### Task description:
Take the material below and write it all out again exactly.

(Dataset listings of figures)
* * * *
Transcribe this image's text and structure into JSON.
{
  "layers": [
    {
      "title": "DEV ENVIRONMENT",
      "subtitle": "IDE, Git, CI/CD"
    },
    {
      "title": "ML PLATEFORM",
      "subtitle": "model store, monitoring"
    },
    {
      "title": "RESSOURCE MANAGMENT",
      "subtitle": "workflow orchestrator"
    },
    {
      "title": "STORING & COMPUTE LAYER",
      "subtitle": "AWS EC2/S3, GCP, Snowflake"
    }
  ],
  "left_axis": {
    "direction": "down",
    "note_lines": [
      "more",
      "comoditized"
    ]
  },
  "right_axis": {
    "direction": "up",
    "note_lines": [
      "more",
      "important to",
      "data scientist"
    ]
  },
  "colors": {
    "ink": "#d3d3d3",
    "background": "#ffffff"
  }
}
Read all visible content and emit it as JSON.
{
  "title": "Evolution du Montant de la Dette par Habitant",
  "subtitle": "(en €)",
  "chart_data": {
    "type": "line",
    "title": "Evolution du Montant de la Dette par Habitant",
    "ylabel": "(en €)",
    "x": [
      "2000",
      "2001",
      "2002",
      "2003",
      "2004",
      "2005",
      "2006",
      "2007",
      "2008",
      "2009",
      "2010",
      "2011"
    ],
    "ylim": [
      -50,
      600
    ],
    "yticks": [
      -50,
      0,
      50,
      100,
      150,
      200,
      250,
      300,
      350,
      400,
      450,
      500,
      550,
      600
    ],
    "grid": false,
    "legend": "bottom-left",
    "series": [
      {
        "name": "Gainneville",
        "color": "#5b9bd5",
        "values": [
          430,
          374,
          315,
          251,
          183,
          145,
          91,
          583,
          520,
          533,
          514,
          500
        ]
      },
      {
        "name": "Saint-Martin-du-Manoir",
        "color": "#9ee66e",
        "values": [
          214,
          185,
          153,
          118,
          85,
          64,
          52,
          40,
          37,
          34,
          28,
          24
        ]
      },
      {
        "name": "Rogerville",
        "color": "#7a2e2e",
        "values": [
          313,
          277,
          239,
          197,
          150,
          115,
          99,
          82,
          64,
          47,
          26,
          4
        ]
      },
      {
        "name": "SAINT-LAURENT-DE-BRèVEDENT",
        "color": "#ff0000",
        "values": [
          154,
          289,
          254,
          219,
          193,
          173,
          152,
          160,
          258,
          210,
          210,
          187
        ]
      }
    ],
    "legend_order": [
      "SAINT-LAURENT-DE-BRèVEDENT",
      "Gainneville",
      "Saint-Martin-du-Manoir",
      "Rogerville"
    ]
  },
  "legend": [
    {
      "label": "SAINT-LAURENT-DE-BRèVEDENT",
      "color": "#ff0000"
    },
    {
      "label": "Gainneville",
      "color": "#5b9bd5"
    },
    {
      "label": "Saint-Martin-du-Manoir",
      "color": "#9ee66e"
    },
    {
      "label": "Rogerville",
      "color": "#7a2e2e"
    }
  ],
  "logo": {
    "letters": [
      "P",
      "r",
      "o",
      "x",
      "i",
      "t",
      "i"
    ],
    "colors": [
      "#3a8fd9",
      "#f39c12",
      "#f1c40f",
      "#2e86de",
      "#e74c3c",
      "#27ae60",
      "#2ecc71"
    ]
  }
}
* * * *
### Exercise answer:
Transcribe this image's text and structure into JSON.
{
  "layers": [
    {
      "title": "DEV ENVIRONMENT",
      "subtitle": "IDE, Git, CI/CD"
    },
    {
      "title": "ML PLATEFORM",
      "subtitle": "model store, monitoring"
    },
    {
      "title": "RESSOURCE MANAGMENT",
      "subtitle": "workflow orchestrator"
    },
    {
      "title": "STORING & COMPUTE LAYER",
      "subtitle": "AWS EC2/S3, GCP, Snowflake"
    }
  ],
  "left_axis": {
    "direction": "down",
    "note_lines": [
      "more",
      "comoditized"
    ]
  },
  "right_axis": {
    "direction": "up",
    "note_lines": [
      "more",
      "important to",
      "data scientist"
    ]
  },
  "colors": {
    "ink": "#d3d3d3",
    "background": "#ffffff"
  }
}
Read all visible content and emit it as JSON.
{
  "title": "Evolution du Montant de la Dette par Habitant",
  "subtitle": "(en €)",
  "chart_data": {
    "type": "line",
    "title": "Evolution du Montant de la Dette par Habitant",
    "ylabel": "(en €)",
    "x": [
      "2000",
      "2001",
      "2002",
      "2003",
      "2004",
      "2005",
      "2006",
      "2007",
      "2008",
      "2009",
      "2010",
      "2011"
    ],
    "ylim": [
      -50,
      600
    ],
    "yticks": [
      -50,
      0,
      50,
      100,
      150,
      200,
      250,
      300,
      350,
      400,
      450,
      500,
      550,
      600
    ],
    "grid": false,
    "legend": "bottom-left",
    "series": [
      {
        "name": "Gainneville",
        "color": "#5b9bd5",
        "values": [
          430,
          374,
          315,
          251,
          183,
          145,
          91,
          583,
          520,
          533,
          514,
          500
        ]
      },
      {
        "name": "Saint-Martin-du-Manoir",
        "color": "#9ee66e",
        "values": [
          214,
          185,
          153,
          118,
          85,
          64,
          52,
          40,
          37,
          34,
          28,
          24
        ]
      },
      {
        "name": "Rogerville",
        "color": "#7a2e2e",
        "values": [
          313,
          277,
          239,
          197,
          150,
          115,
          99,
          82,
          64,
          47,
          26,
          4
        ]
      },
      {
        "name": "SAINT-LAURENT-DE-BRèVEDENT",
        "color": "#ff0000",
        "values": [
          154,
          289,
          254,
          219,
          193,
          173,
          152,
          160,
          258,
          210,
          210,
          187
        ]
      }
    ],
    "legend_order": [
      "SAINT-LAURENT-DE-BRèVEDENT",
      "Gainneville",
      "Saint-Martin-du-Manoir",
      "Rogerville"
    ]
  },
  "legend": [
    {
      "label": "SAINT-LAURENT-DE-BRèVEDENT",
      "color": "#ff0000"
    },
    {
      "label": "Gainneville",
      "color": "#5b9bd5"
    },
    {
      "label": "Saint-Martin-du-Manoir",
      "color": "#9ee66e"
    },
    {
      "label": "Rogerville",
      "color": "#7a2e2e"
    }
  ],
  "logo": {
    "letters": [
      "P",
      "r",
      "o",
      "x",
      "i",
      "t",
      "i"
    ],
    "colors": [
      "#3a8fd9",
      "#f39c12",
      "#f1c40f",
      "#2e86de",
      "#e74c3c",
      "#27ae60",
      "#2ecc71"
    ]
  }
}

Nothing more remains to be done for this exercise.